Determine the number of lines holding the word "revoluciones"; answer with that number only.

begin RECORDS FOR THIS TASK

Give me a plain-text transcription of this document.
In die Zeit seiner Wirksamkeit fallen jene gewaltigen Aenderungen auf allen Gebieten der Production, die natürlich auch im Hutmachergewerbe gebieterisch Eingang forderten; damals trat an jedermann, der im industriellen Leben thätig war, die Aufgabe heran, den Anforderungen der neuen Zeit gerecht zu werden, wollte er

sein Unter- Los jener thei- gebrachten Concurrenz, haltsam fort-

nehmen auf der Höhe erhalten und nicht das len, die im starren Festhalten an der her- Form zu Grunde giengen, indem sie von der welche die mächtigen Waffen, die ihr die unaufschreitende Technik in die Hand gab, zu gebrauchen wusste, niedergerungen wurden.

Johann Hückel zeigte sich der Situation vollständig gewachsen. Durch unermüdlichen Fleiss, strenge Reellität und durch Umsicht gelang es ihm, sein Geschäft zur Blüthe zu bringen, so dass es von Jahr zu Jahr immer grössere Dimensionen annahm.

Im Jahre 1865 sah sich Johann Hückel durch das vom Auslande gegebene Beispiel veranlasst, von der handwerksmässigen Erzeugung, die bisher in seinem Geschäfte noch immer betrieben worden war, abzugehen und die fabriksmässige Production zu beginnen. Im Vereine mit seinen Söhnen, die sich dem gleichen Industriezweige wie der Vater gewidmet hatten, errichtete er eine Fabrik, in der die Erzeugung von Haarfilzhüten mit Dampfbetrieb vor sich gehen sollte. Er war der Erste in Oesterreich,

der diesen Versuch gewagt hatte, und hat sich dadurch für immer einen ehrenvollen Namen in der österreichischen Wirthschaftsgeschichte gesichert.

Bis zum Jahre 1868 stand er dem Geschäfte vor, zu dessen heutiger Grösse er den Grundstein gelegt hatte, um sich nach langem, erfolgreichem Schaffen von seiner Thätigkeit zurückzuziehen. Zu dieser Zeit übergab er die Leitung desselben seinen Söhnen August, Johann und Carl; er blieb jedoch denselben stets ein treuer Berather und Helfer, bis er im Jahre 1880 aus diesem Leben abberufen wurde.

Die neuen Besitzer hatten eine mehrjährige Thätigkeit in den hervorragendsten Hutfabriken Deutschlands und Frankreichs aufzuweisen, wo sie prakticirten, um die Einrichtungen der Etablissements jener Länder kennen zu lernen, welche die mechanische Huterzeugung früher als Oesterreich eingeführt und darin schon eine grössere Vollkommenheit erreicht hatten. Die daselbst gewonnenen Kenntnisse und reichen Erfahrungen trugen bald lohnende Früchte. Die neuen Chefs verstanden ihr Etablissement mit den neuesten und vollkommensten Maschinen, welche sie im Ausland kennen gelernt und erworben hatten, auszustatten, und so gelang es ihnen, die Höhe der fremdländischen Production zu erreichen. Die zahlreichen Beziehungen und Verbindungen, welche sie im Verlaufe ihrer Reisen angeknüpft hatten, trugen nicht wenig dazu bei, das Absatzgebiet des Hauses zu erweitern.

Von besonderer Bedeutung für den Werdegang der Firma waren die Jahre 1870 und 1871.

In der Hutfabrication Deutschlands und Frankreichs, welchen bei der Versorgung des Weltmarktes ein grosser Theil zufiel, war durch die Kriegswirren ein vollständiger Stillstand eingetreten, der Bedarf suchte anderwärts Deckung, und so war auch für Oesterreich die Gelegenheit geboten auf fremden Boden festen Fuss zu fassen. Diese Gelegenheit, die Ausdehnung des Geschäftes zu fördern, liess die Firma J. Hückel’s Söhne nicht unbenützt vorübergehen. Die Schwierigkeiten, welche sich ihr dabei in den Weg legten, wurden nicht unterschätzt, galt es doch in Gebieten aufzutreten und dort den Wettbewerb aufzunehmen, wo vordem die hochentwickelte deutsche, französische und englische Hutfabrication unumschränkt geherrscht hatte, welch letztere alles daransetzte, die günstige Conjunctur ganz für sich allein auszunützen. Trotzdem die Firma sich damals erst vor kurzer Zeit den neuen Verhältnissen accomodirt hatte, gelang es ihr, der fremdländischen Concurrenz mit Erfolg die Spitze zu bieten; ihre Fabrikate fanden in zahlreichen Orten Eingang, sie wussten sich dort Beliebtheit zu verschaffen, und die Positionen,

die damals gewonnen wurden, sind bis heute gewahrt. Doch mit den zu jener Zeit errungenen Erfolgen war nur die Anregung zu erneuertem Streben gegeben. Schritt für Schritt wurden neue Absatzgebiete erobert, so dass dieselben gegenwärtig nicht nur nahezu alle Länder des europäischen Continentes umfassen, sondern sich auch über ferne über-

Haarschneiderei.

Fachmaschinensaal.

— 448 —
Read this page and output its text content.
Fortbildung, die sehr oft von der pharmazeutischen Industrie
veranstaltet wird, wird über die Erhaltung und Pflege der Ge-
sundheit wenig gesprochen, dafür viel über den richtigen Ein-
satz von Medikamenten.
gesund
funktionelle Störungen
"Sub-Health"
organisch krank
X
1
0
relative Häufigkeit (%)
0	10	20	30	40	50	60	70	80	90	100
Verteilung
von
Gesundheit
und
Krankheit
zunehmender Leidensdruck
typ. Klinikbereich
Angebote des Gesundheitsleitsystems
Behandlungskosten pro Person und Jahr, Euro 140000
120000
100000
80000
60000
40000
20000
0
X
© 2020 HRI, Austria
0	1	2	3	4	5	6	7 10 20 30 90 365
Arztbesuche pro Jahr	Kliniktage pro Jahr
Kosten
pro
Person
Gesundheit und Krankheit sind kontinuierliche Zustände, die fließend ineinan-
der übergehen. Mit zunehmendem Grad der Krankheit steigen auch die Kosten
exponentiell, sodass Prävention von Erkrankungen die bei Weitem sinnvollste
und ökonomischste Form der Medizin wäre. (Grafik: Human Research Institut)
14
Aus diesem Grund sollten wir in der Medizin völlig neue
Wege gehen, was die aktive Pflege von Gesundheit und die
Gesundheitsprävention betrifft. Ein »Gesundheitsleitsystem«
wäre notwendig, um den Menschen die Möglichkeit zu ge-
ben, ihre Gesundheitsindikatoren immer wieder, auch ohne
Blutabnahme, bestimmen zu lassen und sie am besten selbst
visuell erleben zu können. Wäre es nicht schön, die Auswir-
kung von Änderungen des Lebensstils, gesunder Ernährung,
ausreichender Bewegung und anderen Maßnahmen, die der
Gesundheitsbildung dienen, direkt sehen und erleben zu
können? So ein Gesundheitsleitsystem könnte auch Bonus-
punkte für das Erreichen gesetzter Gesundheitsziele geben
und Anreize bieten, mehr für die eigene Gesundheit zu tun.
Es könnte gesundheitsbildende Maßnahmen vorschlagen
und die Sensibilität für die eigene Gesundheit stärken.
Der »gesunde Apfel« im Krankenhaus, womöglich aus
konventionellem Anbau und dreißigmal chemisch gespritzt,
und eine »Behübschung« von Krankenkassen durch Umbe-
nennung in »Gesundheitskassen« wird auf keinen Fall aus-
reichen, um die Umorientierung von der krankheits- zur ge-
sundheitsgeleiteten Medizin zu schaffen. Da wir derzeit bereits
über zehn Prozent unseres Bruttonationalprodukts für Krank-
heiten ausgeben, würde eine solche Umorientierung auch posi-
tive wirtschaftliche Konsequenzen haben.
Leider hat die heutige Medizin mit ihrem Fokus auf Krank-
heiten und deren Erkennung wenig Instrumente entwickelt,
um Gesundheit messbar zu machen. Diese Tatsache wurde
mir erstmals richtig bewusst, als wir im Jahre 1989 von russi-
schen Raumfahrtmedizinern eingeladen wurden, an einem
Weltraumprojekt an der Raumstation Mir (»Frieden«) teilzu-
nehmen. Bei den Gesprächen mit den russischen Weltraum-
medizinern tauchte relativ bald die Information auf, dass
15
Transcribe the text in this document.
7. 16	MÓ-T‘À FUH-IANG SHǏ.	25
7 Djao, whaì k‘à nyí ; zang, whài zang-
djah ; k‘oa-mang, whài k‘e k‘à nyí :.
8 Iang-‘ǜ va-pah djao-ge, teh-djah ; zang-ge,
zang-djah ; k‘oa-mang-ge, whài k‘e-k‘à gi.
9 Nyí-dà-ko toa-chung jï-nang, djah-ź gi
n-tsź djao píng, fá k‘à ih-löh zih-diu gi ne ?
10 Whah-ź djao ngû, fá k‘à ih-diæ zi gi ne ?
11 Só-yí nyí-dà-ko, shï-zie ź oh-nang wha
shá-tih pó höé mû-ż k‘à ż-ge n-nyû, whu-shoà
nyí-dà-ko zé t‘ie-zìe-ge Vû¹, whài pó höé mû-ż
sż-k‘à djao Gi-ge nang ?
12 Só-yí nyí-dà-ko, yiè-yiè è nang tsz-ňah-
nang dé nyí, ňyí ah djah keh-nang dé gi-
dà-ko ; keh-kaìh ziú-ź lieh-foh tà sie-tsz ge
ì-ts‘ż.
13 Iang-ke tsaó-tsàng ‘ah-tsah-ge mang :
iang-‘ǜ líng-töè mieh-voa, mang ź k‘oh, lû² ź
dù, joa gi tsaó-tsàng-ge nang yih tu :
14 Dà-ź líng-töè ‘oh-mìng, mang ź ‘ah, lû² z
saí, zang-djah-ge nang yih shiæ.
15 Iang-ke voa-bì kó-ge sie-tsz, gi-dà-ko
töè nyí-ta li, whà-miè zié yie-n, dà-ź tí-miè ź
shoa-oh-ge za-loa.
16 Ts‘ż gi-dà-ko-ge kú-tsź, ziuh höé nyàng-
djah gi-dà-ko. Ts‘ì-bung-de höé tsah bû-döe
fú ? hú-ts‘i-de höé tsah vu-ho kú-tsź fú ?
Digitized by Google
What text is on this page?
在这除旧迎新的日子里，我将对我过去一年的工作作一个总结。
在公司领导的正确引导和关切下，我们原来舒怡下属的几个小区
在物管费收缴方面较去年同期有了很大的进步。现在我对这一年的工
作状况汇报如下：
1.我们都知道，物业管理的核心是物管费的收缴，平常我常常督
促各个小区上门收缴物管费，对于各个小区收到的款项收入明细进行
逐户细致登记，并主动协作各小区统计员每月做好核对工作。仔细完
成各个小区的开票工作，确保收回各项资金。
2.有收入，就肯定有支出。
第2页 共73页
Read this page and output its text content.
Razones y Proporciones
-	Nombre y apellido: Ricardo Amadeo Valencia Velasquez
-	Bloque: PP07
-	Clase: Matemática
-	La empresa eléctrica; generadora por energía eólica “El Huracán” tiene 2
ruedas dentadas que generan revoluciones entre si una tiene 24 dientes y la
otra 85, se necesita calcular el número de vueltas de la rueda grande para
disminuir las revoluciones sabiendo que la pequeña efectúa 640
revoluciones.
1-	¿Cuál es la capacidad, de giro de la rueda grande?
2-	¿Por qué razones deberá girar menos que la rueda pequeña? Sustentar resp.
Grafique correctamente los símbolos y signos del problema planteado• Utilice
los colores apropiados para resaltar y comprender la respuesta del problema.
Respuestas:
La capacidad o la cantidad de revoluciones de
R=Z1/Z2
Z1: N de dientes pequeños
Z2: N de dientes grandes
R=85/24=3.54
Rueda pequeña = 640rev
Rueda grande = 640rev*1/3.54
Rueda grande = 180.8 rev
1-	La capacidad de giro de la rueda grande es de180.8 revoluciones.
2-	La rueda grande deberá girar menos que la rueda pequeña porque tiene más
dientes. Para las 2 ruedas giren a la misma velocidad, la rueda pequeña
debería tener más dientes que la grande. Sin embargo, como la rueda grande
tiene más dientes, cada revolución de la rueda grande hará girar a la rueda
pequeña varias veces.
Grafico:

end RECORDS FOR THIS TASK

SOLUTION
5